SET PROBLEM - Reproduce all the entries precisely.

Chart and figure data:
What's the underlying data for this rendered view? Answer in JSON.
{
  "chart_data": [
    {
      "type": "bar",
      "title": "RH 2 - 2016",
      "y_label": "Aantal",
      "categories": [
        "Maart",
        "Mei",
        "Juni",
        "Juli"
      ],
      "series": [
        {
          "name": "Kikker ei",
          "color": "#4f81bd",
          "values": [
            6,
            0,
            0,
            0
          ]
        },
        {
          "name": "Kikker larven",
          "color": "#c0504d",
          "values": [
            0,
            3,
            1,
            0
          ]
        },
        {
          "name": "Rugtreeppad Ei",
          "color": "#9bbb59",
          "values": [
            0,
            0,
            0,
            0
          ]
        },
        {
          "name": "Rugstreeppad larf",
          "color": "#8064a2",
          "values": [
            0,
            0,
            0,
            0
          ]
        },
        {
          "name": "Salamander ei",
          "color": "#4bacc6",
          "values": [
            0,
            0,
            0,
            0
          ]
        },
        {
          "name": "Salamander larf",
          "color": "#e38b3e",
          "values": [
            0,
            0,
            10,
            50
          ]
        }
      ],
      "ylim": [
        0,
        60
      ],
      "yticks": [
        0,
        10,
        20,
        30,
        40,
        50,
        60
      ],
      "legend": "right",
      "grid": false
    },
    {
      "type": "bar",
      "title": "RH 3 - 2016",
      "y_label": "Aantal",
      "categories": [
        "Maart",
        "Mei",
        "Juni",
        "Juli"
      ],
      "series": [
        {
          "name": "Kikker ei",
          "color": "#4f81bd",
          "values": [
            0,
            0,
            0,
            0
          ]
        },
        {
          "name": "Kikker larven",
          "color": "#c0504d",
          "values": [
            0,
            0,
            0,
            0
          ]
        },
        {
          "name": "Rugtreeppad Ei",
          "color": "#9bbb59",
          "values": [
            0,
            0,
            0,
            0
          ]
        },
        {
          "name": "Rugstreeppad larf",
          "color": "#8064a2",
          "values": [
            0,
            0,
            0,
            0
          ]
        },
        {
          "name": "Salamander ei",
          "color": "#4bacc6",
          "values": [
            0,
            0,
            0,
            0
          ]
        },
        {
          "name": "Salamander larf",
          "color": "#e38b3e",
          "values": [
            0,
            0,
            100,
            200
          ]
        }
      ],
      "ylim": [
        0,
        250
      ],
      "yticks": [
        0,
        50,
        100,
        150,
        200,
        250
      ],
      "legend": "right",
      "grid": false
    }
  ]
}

SOLUTION TO THE EXERCISE -
What's the underlying data for this rendered view? Answer in JSON.
{
  "chart_data": [
    {
      "type": "bar",
      "title": "RH 2 - 2016",
      "y_label": "Aantal",
      "categories": [
        "Maart",
        "Mei",
        "Juni",
        "Juli"
      ],
      "series": [
        {
          "name": "Kikker ei",
          "color": "#4f81bd",
          "values": [
            6,
            0,
            0,
            0
          ]
        },
        {
          "name": "Kikker larven",
          "color": "#c0504d",
          "values": [
            0,
            3,
            1,
            0
          ]
        },
        {
          "name": "Rugtreeppad Ei",
          "color": "#9bbb59",
          "values": [
            0,
            0,
            0,
            0
          ]
        },
        {
          "name": "Rugstreeppad larf",
          "color": "#8064a2",
          "values": [
            0,
            0,
            0,
            0
          ]
        },
        {
          "name": "Salamander ei",
          "color": "#4bacc6",
          "values": [
            0,
            0,
            0,
            0
          ]
        },
        {
          "name": "Salamander larf",
          "color": "#e38b3e",
          "values": [
            0,
            0,
            10,
            50
          ]
        }
      ],
      "ylim": [
        0,
        60
      ],
      "yticks": [
        0,
        10,
        20,
        30,
        40,
        50,
        60
      ],
      "legend": "right",
      "grid": false
    },
    {
      "type": "bar",
      "title": "RH 3 - 2016",
      "y_label": "Aantal",
      "categories": [
        "Maart",
        "Mei",
        "Juni",
        "Juli"
      ],
      "series": [
        {
          "name": "Kikker ei",
          "color": "#4f81bd",
          "values": [
            0,
            0,
            0,
            0
          ]
        },
        {
          "name": "Kikker larven",
          "color": "#c0504d",
          "values": [
            0,
            0,
            0,
            0
          ]
        },
        {
          "name": "Rugtreeppad Ei",
          "color": "#9bbb59",
          "values": [
            0,
            0,
            0,
            0
          ]
        },
        {
          "name": "Rugstreeppad larf",
          "color": "#8064a2",
          "values": [
            0,
            0,
            0,
            0
          ]
        },
        {
          "name": "Salamander ei",
          "color": "#4bacc6",
          "values": [
            0,
            0,
            0,
            0
          ]
        },
        {
          "name": "Salamander larf",
          "color": "#e38b3e",
          "values": [
            0,
            0,
            100,
            200
          ]
        }
      ],
      "ylim": [
        0,
        250
      ],
      "yticks": [
        0,
        50,
        100,
        150,
        200,
        250
      ],
      "legend": "right",
      "grid": false
    }
  ]
}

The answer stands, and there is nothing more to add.